- **Given request**: Find all lines in the records that include the word "placeholder", and copy them out.

- **Input**:
═══
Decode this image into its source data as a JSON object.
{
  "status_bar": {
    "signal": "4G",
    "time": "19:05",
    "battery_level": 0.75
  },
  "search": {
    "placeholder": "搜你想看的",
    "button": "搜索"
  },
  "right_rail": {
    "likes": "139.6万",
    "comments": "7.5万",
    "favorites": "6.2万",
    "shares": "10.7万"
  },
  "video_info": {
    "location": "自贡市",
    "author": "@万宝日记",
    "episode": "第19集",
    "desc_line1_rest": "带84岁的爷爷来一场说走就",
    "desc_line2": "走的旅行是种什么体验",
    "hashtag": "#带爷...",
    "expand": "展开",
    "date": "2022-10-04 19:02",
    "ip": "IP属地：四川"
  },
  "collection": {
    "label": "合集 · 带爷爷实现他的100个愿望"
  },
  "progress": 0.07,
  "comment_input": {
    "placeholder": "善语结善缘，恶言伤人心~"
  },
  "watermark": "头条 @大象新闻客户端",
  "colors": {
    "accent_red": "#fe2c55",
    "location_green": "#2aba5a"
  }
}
═══
- **Correct answer**:
    "placeholder": "搜你想看的",
    "placeholder": "善语结善缘，恶言伤人心~"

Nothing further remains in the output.